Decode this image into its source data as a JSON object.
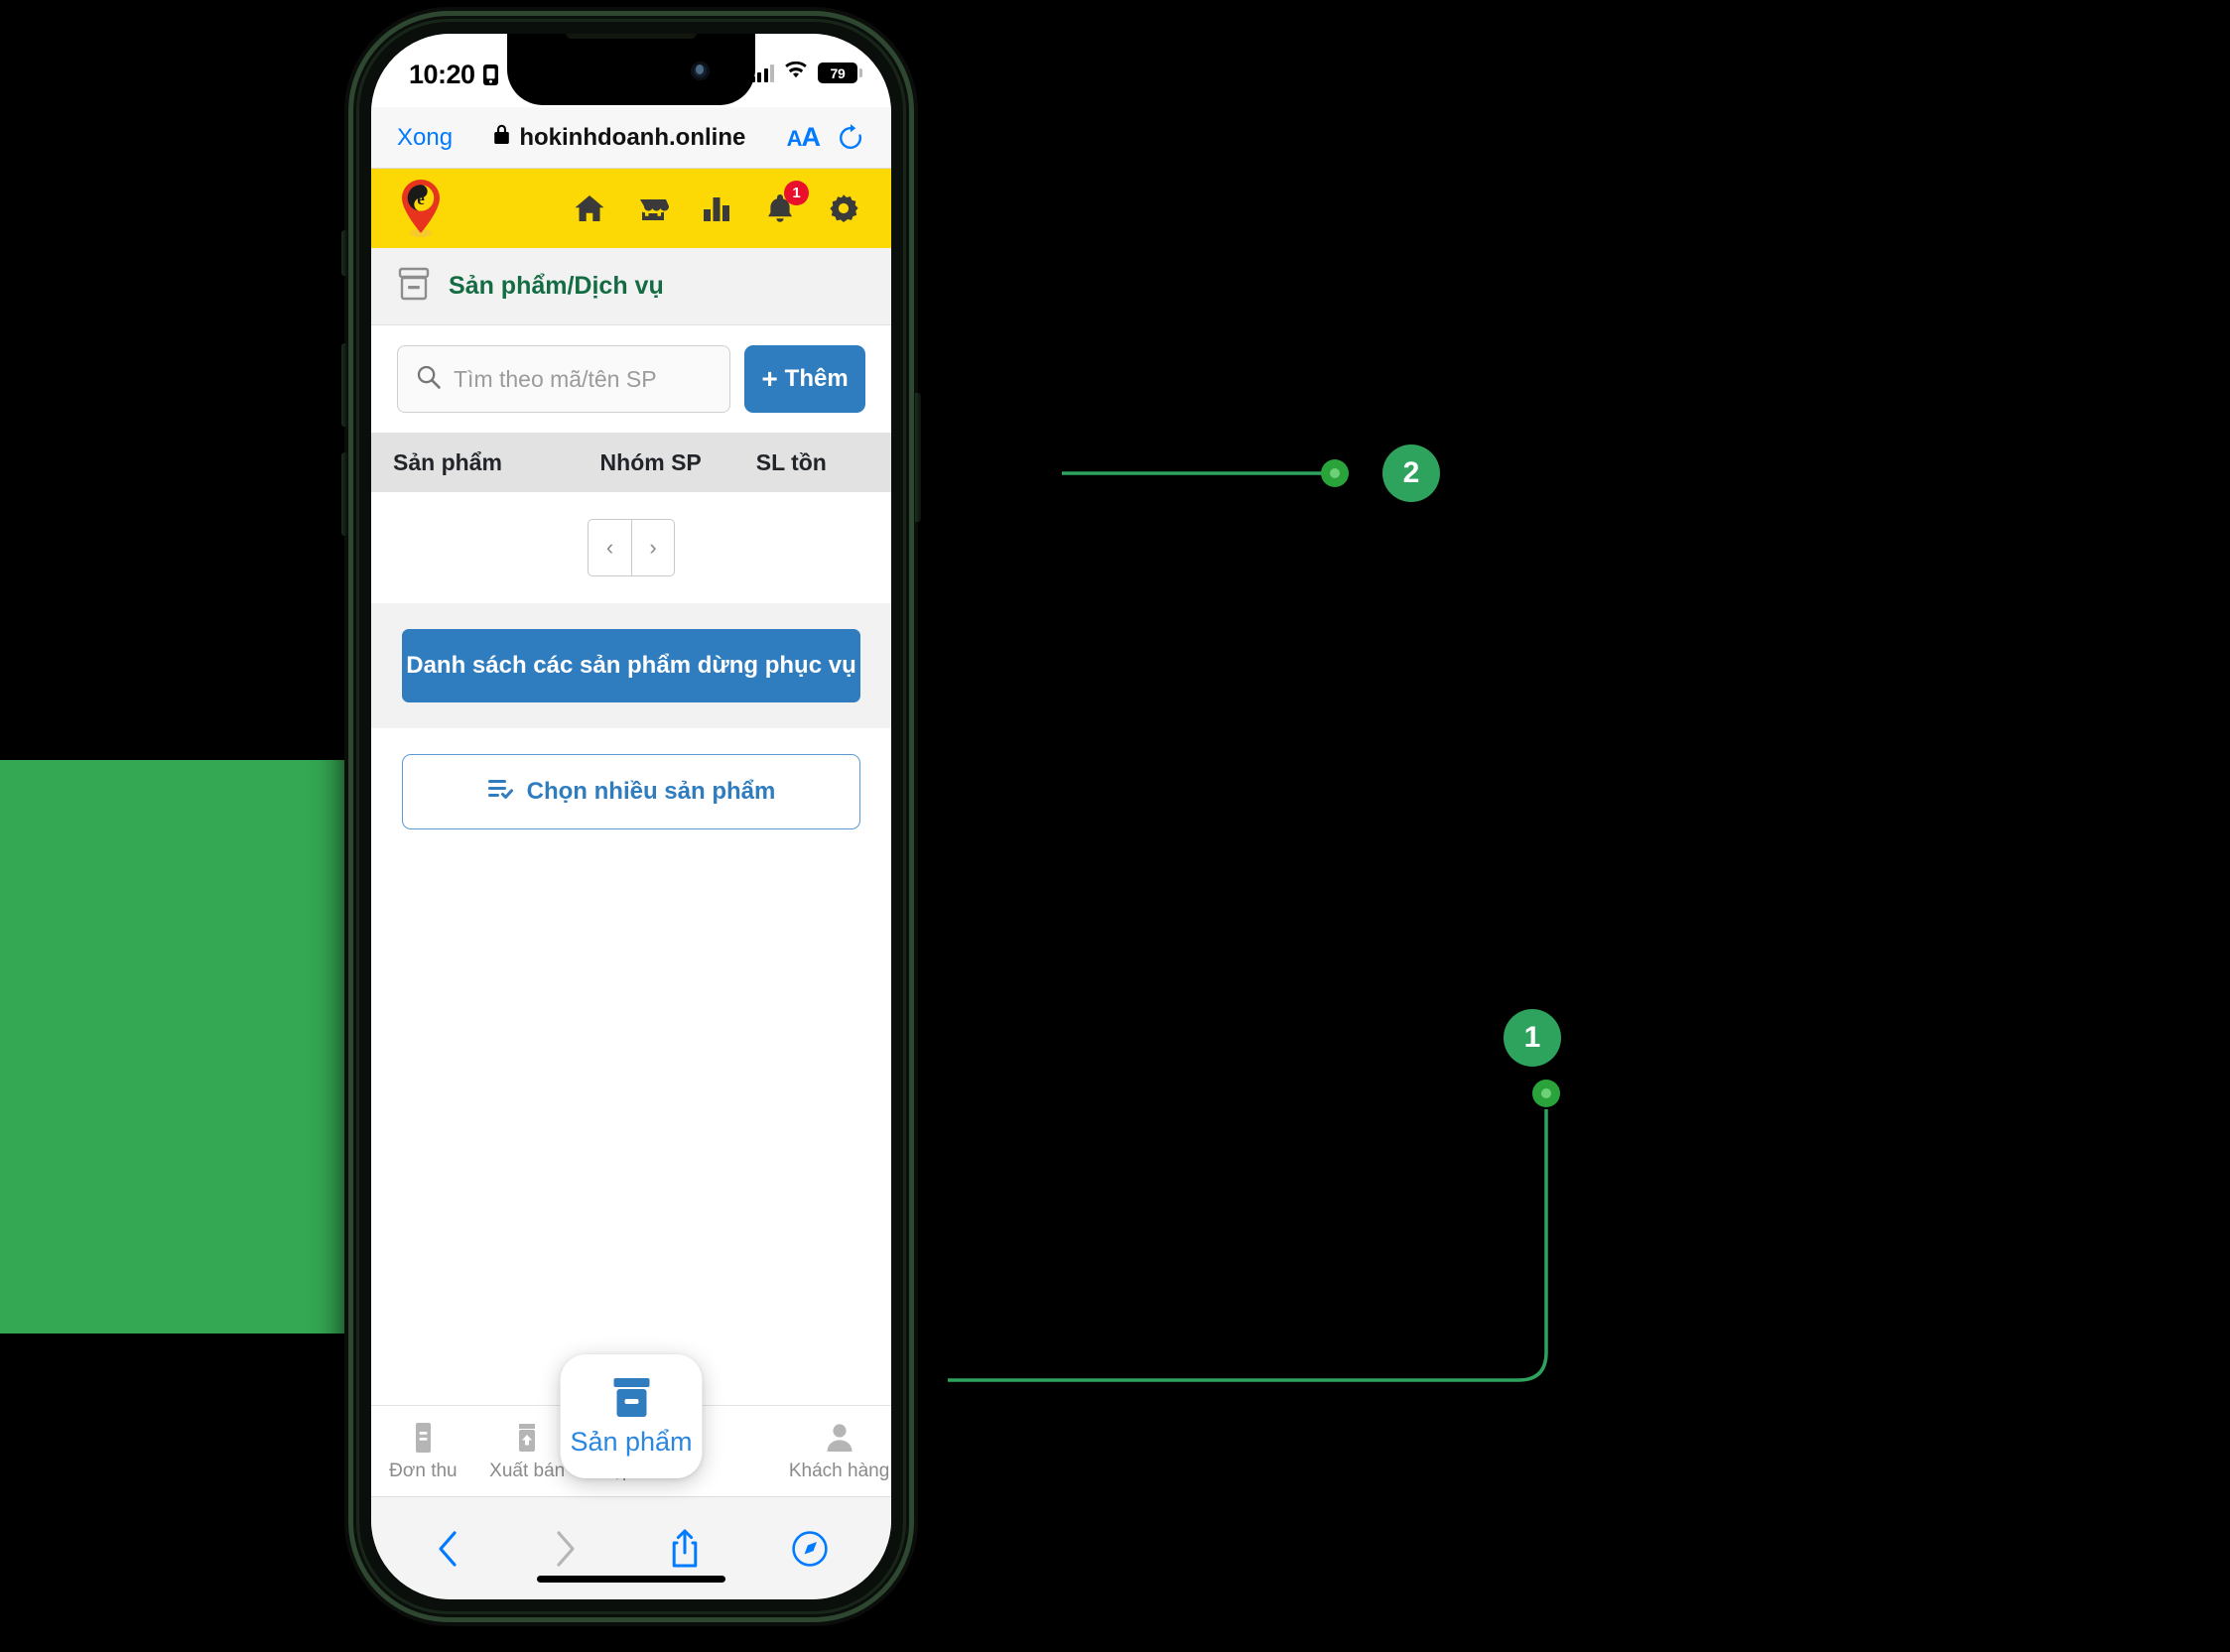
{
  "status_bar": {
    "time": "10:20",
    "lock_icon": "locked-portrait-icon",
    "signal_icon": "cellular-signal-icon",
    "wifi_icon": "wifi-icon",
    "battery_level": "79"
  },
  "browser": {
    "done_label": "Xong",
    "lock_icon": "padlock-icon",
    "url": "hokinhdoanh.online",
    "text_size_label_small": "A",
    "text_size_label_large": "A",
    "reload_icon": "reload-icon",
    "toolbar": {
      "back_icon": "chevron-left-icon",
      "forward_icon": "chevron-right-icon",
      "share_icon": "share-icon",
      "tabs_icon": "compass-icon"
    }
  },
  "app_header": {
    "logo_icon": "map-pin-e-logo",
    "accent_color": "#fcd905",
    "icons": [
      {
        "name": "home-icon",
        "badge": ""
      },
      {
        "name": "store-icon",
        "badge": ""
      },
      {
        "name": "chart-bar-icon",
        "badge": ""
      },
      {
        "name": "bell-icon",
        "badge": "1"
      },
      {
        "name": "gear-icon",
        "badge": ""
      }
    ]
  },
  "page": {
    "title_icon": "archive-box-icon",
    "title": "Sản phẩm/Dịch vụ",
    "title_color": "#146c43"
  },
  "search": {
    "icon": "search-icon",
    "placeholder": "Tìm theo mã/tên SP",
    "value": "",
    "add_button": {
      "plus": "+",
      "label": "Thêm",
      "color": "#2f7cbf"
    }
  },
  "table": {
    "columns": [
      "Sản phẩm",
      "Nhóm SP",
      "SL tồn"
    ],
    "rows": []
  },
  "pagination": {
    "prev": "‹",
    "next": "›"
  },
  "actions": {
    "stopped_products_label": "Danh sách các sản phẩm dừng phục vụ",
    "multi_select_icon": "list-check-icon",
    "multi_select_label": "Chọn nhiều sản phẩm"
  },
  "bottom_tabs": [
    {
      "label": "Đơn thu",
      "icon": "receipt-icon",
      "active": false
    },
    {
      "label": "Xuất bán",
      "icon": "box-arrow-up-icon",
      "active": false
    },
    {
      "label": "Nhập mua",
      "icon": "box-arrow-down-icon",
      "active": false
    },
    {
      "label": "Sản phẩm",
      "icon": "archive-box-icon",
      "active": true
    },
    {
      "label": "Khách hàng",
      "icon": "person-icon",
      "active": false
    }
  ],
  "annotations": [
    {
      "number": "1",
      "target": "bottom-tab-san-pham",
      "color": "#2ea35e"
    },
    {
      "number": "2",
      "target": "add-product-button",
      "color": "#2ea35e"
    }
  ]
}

:::

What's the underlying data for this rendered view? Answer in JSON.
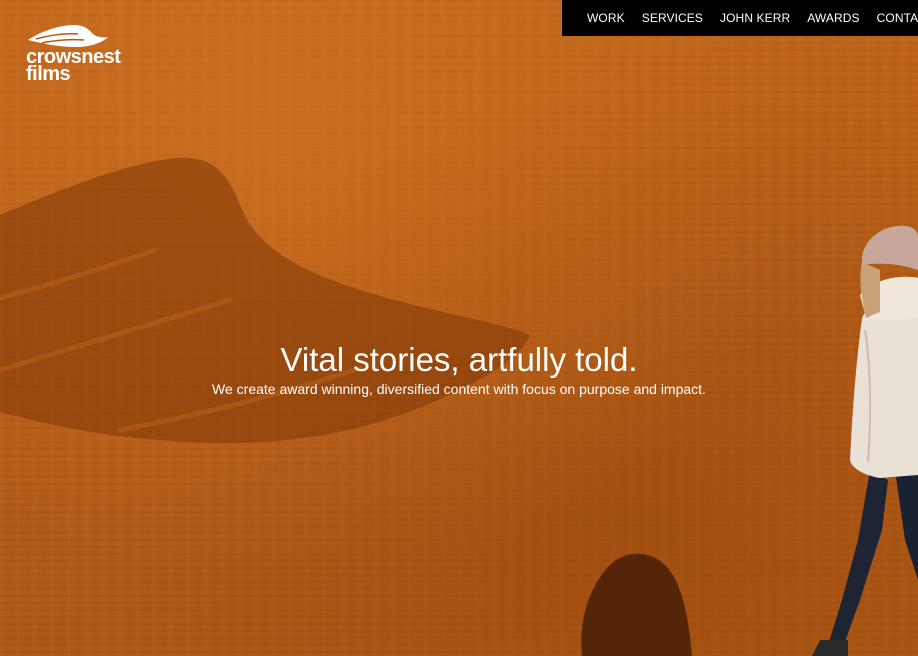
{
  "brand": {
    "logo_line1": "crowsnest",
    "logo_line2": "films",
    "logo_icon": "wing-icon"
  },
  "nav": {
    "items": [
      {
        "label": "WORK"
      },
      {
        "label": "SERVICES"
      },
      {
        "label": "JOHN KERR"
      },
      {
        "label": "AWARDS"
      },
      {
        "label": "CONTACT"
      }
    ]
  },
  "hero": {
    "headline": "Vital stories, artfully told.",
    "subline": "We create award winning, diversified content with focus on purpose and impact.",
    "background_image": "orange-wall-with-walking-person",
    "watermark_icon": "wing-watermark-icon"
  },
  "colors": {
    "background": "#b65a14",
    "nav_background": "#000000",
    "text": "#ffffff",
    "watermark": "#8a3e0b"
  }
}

:::

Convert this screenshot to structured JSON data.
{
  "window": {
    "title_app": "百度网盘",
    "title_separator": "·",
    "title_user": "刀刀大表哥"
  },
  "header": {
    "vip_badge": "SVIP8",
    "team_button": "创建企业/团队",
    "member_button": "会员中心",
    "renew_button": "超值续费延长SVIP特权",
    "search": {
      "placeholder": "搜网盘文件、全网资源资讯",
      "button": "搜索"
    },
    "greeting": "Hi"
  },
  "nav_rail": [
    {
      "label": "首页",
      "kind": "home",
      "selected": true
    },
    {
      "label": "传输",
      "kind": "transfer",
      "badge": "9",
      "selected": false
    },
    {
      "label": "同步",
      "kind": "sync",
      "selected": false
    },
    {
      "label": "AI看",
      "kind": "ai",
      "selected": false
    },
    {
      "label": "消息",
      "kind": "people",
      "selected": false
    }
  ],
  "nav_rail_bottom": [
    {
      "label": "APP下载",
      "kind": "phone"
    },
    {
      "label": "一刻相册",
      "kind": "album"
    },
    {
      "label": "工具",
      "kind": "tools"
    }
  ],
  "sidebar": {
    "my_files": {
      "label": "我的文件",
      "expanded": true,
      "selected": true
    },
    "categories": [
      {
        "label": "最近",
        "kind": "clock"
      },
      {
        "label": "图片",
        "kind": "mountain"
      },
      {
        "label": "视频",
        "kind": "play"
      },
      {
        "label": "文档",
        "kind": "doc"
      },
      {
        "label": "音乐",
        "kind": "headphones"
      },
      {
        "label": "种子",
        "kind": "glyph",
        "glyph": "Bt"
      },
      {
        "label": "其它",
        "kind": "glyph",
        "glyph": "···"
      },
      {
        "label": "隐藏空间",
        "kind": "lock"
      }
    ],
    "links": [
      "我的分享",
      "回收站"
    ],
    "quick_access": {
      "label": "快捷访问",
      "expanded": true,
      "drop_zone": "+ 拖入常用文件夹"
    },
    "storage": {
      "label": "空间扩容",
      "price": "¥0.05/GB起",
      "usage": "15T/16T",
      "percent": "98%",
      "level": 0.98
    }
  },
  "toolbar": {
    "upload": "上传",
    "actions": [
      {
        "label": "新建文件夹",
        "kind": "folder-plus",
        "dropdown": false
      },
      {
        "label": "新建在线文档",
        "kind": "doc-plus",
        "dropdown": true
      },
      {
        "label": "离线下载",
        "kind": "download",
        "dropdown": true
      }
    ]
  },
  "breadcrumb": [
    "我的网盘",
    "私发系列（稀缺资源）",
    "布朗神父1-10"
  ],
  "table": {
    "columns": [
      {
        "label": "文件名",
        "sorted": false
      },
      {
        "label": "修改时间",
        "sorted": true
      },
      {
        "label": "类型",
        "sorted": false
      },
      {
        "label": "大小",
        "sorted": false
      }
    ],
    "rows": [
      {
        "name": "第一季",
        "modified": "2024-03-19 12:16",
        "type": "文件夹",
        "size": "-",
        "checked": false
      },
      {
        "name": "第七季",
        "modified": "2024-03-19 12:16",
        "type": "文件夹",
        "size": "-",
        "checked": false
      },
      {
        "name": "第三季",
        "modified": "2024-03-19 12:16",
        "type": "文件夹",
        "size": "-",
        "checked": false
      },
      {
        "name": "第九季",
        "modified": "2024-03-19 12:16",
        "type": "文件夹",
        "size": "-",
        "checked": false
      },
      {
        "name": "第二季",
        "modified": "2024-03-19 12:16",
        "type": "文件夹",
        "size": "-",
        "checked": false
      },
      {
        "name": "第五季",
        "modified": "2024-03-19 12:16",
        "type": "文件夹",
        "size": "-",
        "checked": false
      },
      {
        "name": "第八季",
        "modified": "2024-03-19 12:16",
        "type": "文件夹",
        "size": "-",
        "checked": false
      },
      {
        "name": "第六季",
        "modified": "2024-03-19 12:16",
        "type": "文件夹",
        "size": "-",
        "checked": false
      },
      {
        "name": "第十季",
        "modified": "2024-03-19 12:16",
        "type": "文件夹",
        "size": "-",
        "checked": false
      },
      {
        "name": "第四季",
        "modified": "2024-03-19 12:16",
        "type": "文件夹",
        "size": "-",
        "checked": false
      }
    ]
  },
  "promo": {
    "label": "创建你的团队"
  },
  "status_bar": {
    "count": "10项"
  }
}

:::

### Task brief
From the entries above, return each line with the word "phẩm" in it.

### Result of this task
    "title": "Sản phẩm/Dịch vụ",
      "Sản phẩm",
    "stopped_products_label": "Danh sách các sản phẩm dừng phục vụ",
    "multi_select_label": "Chọn nhiều sản phẩm"
      "label": "Sản phẩm",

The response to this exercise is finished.